Task objective
In the entries below, find every line holding the string "Estilos" and collect it.

Records for the task

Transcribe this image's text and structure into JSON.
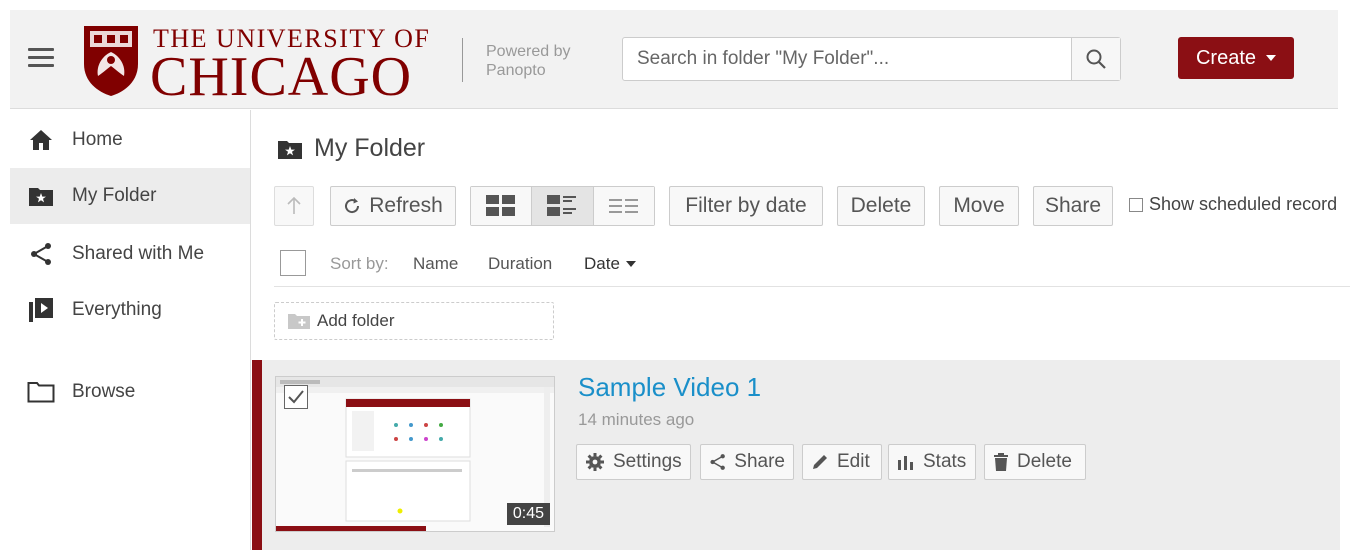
{
  "header": {
    "brand_top": "THE UNIVERSITY OF",
    "brand_bottom": "CHICAGO",
    "powered_by": "Powered by\nPanopto",
    "search_placeholder": "Search in folder \"My Folder\"...",
    "create_label": "Create"
  },
  "sidebar": {
    "items": [
      {
        "label": "Home",
        "icon": "home-icon"
      },
      {
        "label": "My Folder",
        "icon": "folder-star-icon",
        "active": true
      },
      {
        "label": "Shared with Me",
        "icon": "share-icon"
      },
      {
        "label": "Everything",
        "icon": "video-library-icon"
      },
      {
        "label": "Browse",
        "icon": "folder-icon"
      }
    ]
  },
  "main": {
    "folder_title": "My Folder",
    "toolbar": {
      "refresh": "Refresh",
      "filter": "Filter by date",
      "delete": "Delete",
      "move": "Move",
      "share": "Share",
      "show_scheduled": "Show scheduled record"
    },
    "sort": {
      "label": "Sort by:",
      "name": "Name",
      "duration": "Duration",
      "date": "Date"
    },
    "add_folder": "Add folder",
    "session": {
      "title": "Sample Video 1",
      "time": "14 minutes ago",
      "duration": "0:45",
      "progress_fraction": 0.54,
      "actions": {
        "settings": "Settings",
        "share": "Share",
        "edit": "Edit",
        "stats": "Stats",
        "delete": "Delete"
      }
    }
  },
  "colors": {
    "brand_maroon": "#800000",
    "create_button": "#8b0f14",
    "link_blue": "#1a8fc9"
  }
}
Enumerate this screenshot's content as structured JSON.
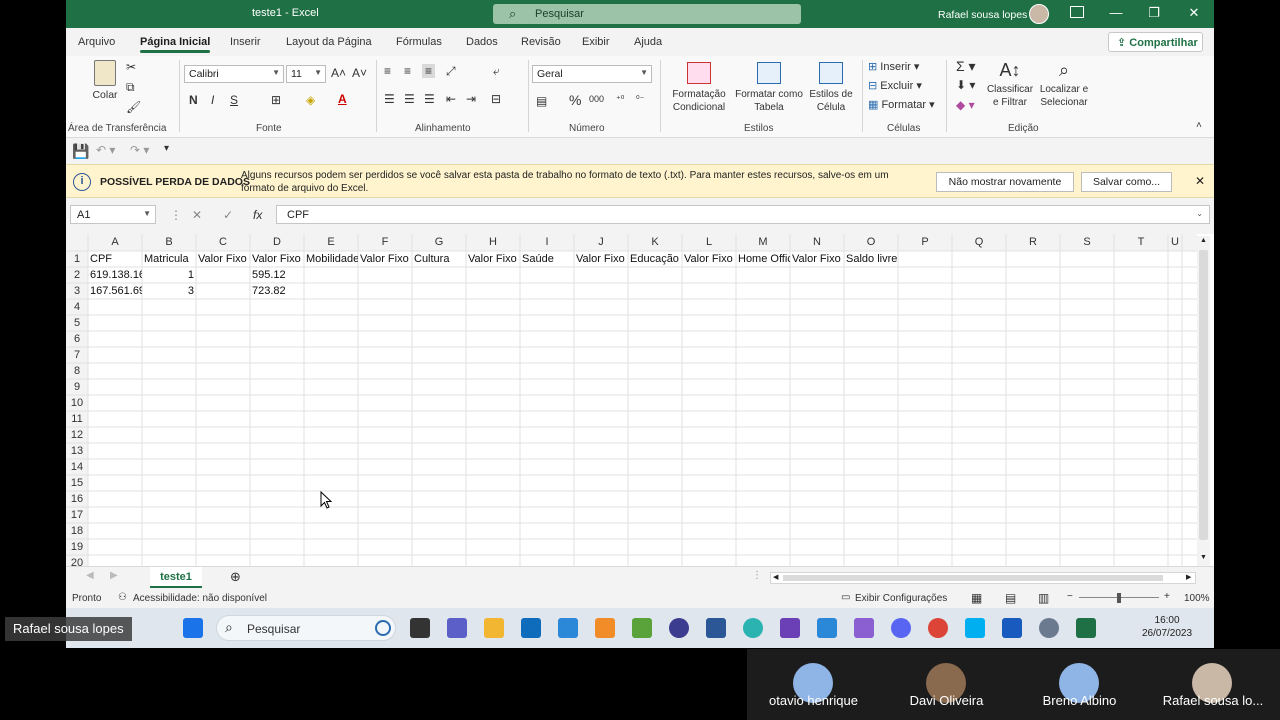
{
  "window": {
    "title": "teste1  -  Excel",
    "search_placeholder": "Pesquisar",
    "user": "Rafael sousa lopes"
  },
  "tabs": [
    {
      "label": "Arquivo"
    },
    {
      "label": "Página Inicial"
    },
    {
      "label": "Inserir"
    },
    {
      "label": "Layout da Página"
    },
    {
      "label": "Fórmulas"
    },
    {
      "label": "Dados"
    },
    {
      "label": "Revisão"
    },
    {
      "label": "Exibir"
    },
    {
      "label": "Ajuda"
    }
  ],
  "share_label": "Compartilhar",
  "ribbon": {
    "clipboard": {
      "paste": "Colar",
      "label": "Área de Transferência"
    },
    "font": {
      "name": "Calibri",
      "size": "11",
      "bold": "N",
      "italic": "I",
      "underline": "S",
      "label": "Fonte"
    },
    "alignment": {
      "label": "Alinhamento"
    },
    "number": {
      "format": "Geral",
      "label": "Número"
    },
    "styles": {
      "conditional": "Formatação Condicional",
      "table": "Formatar como Tabela",
      "cell_styles": "Estilos de Célula",
      "label": "Estilos"
    },
    "cells": {
      "insert": "Inserir",
      "delete": "Excluir",
      "format": "Formatar",
      "label": "Células"
    },
    "editing": {
      "sort": "Classificar e Filtrar",
      "find": "Localizar e Selecionar",
      "label": "Edição"
    }
  },
  "message_bar": {
    "heading": "POSSÍVEL PERDA DE DADOS",
    "text": "Alguns recursos podem ser perdidos se você salvar esta pasta de trabalho no formato de texto (.txt). Para manter estes recursos, salve-os em um formato de arquivo do Excel.",
    "dont_show": "Não mostrar novamente",
    "save_as": "Salvar como..."
  },
  "formula_bar": {
    "name_box": "A1",
    "fx": "fx",
    "content": "CPF"
  },
  "grid": {
    "columns": [
      "A",
      "B",
      "C",
      "D",
      "E",
      "F",
      "G",
      "H",
      "I",
      "J",
      "K",
      "L",
      "M",
      "N",
      "O",
      "P",
      "Q",
      "R",
      "S",
      "T",
      "U"
    ],
    "rows": [
      "1",
      "2",
      "3",
      "4",
      "5",
      "6",
      "7",
      "8",
      "9",
      "10",
      "11",
      "12",
      "13",
      "14",
      "15",
      "16",
      "17",
      "18",
      "19",
      "20"
    ],
    "header_row": [
      "CPF",
      "Matricula",
      "Valor Fixo",
      "Valor Fixo",
      "Mobilidade",
      "Valor Fixo",
      "Cultura",
      "Valor Fixo",
      "Saúde",
      "Valor Fixo",
      "Educação",
      "Valor Fixo",
      "Home Office",
      "Valor Fixo",
      "Saldo livre"
    ],
    "data_rows": [
      {
        "A": "619.138.16",
        "B": "1",
        "D": "595.12"
      },
      {
        "A": "167.561.69",
        "B": "3",
        "D": "723.82"
      }
    ]
  },
  "sheet_tab": "teste1",
  "status": {
    "ready": "Pronto",
    "accessibility": "Acessibilidade: não disponível",
    "display_settings": "Exibir Configurações",
    "zoom": "100%"
  },
  "taskbar": {
    "search": "Pesquisar",
    "time": "16:00",
    "date": "26/07/2023"
  },
  "participants": {
    "self": "Rafael sousa lopes",
    "tiles": [
      {
        "name": "otavio henrique"
      },
      {
        "name": "Davi Oliveira"
      },
      {
        "name": "Breno Albino"
      },
      {
        "name": "Rafael sousa lo..."
      }
    ]
  },
  "colors": {
    "excel_green": "#1f7145",
    "message_bar": "#fff4ce",
    "taskbar": "#dfe6ee"
  }
}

Solution for this task
      "cell_styles": "Estilos de Célula",
      "label": "Estilos"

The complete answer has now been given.